*Dataset*
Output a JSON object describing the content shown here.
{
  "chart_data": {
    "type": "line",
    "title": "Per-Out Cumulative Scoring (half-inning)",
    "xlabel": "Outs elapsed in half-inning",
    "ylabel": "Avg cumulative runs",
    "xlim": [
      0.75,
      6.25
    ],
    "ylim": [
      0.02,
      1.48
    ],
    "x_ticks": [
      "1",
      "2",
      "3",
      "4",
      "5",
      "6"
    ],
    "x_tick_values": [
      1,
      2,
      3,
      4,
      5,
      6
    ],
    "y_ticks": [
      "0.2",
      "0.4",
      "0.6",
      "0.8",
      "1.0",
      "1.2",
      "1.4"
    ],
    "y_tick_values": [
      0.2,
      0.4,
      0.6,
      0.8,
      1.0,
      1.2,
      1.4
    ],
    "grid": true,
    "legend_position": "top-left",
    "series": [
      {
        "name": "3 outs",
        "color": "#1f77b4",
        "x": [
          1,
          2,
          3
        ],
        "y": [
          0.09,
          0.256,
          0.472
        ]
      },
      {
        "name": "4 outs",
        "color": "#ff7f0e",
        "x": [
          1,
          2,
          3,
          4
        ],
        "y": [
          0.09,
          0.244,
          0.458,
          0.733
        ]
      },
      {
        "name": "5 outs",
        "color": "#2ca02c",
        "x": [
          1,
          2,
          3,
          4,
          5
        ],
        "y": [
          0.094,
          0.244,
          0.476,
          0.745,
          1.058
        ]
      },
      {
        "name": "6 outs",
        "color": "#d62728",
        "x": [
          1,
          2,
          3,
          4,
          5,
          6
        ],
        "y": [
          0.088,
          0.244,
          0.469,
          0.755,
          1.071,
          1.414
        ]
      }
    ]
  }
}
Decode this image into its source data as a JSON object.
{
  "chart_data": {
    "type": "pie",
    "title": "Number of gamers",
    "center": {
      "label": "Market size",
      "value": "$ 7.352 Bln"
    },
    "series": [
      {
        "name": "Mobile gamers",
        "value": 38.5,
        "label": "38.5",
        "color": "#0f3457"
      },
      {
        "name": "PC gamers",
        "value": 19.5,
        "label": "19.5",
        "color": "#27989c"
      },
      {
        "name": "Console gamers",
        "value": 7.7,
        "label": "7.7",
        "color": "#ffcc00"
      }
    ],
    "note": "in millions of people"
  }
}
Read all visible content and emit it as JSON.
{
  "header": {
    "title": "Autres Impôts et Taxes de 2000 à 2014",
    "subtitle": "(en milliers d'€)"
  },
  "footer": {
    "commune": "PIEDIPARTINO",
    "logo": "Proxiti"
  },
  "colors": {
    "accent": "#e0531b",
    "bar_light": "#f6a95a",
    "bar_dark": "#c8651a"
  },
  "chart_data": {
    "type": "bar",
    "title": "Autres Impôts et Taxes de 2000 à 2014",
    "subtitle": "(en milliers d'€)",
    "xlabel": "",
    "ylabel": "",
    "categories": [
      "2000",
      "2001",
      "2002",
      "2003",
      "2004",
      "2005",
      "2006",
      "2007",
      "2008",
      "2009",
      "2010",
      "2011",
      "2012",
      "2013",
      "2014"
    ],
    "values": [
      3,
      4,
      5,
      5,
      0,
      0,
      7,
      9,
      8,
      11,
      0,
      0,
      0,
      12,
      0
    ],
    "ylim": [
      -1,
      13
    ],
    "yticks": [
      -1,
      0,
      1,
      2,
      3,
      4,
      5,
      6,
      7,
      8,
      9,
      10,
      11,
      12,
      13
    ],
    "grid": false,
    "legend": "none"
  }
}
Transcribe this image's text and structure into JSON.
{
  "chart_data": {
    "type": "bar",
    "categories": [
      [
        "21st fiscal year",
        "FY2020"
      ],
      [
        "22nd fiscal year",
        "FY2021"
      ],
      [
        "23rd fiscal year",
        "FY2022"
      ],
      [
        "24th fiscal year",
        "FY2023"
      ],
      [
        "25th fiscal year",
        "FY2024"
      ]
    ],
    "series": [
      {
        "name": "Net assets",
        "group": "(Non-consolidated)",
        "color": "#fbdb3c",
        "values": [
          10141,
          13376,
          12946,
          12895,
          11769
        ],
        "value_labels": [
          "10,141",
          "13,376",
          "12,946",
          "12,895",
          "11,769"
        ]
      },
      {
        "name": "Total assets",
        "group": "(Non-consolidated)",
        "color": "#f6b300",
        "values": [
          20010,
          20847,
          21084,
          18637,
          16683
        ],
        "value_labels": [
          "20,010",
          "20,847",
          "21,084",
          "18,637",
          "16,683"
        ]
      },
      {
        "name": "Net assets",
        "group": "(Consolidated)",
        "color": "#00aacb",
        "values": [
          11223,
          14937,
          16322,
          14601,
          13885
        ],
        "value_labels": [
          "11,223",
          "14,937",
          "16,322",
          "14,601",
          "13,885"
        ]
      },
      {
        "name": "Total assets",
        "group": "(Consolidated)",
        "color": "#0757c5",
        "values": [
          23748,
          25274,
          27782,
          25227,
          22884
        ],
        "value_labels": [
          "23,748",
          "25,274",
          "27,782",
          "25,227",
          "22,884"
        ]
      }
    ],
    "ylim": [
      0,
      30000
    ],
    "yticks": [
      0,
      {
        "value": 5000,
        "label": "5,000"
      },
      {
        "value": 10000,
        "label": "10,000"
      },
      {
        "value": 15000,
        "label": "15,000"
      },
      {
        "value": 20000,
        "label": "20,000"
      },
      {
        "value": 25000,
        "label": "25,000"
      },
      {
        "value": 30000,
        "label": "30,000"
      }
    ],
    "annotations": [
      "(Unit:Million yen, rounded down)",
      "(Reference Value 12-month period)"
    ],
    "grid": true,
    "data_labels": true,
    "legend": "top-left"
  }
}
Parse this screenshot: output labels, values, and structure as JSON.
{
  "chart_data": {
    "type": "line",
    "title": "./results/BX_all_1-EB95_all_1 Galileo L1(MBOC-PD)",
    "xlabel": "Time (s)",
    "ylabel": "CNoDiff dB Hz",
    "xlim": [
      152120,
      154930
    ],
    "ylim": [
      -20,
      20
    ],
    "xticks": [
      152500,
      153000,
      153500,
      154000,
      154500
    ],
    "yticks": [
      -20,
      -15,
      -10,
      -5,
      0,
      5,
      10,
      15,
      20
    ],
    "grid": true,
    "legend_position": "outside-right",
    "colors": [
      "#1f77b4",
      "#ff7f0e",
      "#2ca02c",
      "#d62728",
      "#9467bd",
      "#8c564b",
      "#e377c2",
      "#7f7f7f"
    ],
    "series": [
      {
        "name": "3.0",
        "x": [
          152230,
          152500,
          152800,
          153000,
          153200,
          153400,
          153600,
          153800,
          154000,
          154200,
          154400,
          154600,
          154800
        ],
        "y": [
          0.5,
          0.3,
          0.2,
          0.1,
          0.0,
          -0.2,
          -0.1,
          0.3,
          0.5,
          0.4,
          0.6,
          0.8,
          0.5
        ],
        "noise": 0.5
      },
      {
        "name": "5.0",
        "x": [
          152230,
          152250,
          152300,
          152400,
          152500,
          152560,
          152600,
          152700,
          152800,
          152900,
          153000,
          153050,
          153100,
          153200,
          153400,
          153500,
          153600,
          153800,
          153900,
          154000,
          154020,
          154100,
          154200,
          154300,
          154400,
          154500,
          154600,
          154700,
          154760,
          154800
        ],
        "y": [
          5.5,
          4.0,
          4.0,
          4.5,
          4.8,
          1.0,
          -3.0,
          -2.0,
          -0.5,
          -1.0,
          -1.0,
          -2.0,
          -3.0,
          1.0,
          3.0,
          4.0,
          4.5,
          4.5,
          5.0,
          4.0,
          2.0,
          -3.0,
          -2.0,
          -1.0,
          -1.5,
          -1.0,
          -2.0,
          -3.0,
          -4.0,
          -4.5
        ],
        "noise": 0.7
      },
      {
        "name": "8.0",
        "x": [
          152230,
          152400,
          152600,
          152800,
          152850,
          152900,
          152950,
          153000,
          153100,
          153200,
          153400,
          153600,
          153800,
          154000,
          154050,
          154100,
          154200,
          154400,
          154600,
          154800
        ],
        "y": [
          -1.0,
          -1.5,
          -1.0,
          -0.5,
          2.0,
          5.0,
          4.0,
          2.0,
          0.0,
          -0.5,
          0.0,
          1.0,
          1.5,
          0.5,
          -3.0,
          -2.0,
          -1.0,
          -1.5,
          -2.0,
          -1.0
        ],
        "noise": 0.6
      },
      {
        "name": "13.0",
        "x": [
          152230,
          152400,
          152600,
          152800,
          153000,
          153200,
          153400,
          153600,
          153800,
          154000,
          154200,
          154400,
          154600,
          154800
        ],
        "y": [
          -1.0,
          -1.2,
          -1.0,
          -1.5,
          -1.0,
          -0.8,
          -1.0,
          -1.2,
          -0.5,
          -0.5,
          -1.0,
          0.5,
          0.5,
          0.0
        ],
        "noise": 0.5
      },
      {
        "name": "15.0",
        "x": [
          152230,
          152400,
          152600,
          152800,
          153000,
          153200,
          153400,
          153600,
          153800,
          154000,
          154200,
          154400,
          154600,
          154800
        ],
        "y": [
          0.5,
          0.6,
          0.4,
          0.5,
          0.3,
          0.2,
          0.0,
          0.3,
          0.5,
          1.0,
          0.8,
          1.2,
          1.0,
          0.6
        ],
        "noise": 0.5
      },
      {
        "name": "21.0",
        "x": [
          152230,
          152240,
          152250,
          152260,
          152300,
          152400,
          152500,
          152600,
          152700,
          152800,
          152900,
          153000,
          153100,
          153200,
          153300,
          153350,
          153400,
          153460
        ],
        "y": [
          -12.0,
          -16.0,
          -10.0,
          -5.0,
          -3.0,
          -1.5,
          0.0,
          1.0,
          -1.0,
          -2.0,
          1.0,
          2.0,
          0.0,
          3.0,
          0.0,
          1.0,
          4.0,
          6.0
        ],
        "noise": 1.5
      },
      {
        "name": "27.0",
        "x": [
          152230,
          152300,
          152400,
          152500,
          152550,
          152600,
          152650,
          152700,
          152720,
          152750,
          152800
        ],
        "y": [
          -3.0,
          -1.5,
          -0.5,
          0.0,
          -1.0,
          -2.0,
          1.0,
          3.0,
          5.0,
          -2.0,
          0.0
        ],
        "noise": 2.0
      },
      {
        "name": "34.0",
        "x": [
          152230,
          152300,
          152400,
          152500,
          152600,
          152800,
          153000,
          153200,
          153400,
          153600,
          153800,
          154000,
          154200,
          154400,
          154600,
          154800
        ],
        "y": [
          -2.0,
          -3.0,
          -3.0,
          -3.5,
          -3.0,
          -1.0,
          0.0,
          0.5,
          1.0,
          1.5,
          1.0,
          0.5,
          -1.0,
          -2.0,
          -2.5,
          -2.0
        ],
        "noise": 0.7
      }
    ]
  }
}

*Task requirements*
Filter out all lines lacking the word "content" and copy the rest.

*The solution*
Output a JSON object describing the content shown here.
Read all visible content and emit it as JSON.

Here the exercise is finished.